+++ DATASET ROWS +++

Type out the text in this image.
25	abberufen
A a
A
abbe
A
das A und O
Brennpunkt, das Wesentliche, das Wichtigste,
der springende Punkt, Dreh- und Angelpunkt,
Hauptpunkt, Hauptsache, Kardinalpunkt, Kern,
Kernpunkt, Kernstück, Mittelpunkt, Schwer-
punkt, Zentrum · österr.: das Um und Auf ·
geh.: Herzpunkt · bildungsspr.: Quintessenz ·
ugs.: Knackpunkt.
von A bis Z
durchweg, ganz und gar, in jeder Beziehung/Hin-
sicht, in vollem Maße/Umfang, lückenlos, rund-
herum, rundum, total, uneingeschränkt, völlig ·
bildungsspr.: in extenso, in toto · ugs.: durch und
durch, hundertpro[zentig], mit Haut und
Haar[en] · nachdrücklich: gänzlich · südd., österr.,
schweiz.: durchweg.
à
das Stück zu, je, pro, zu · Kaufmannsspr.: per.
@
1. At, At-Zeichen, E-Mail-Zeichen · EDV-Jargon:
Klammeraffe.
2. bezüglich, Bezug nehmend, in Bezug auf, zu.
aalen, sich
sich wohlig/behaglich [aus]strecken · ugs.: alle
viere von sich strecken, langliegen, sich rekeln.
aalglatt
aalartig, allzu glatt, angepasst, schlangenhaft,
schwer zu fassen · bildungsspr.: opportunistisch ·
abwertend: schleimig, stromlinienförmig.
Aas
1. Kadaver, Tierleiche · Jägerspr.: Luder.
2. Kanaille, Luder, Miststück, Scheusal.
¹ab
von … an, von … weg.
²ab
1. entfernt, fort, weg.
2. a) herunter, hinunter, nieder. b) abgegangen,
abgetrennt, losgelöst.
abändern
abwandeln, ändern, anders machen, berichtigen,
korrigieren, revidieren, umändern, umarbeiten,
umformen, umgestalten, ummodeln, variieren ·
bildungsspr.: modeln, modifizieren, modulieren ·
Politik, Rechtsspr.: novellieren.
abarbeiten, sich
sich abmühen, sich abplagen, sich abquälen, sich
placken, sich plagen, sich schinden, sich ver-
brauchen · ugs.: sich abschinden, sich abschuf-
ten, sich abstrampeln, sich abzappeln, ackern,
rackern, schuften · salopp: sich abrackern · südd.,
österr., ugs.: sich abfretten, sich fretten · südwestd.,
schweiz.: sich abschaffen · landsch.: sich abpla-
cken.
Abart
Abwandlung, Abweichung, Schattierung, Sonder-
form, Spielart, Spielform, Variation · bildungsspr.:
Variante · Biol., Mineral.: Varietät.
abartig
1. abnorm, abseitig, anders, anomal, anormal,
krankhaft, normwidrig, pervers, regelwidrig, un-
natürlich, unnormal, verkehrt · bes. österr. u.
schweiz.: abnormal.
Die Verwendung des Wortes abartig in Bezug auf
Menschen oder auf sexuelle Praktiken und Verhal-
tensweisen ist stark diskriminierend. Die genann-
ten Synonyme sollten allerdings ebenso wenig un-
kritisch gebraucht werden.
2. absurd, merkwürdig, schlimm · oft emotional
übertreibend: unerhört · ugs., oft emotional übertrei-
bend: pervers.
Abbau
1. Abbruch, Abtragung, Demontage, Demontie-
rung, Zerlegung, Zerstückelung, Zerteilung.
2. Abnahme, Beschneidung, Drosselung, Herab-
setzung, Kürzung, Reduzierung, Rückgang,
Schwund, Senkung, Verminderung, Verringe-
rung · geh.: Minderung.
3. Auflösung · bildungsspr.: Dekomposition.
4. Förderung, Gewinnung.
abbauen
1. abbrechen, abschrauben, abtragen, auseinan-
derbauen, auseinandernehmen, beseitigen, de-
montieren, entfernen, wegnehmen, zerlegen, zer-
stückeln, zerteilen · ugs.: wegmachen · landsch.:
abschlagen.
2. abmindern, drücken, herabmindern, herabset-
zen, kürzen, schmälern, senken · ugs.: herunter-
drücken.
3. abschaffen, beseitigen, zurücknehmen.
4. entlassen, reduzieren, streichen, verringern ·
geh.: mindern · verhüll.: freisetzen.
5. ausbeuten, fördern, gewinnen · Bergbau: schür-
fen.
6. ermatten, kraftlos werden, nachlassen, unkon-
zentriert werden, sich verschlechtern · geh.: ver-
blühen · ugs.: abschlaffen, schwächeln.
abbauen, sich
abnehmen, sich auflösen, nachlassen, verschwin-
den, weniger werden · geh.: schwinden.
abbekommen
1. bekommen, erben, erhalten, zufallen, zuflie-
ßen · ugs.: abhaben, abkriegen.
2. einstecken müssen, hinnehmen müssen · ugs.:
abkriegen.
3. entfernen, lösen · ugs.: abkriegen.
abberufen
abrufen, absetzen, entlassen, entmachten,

+++

SHORT EXERCISE: From the entries above, copy every line that holds the word "schweiz".

PROBLEM SOLUTION:
schweiz.: durchweg.
schweiz.: sich abschaffen · landsch.: sich abpla-
schweiz.: abnormal.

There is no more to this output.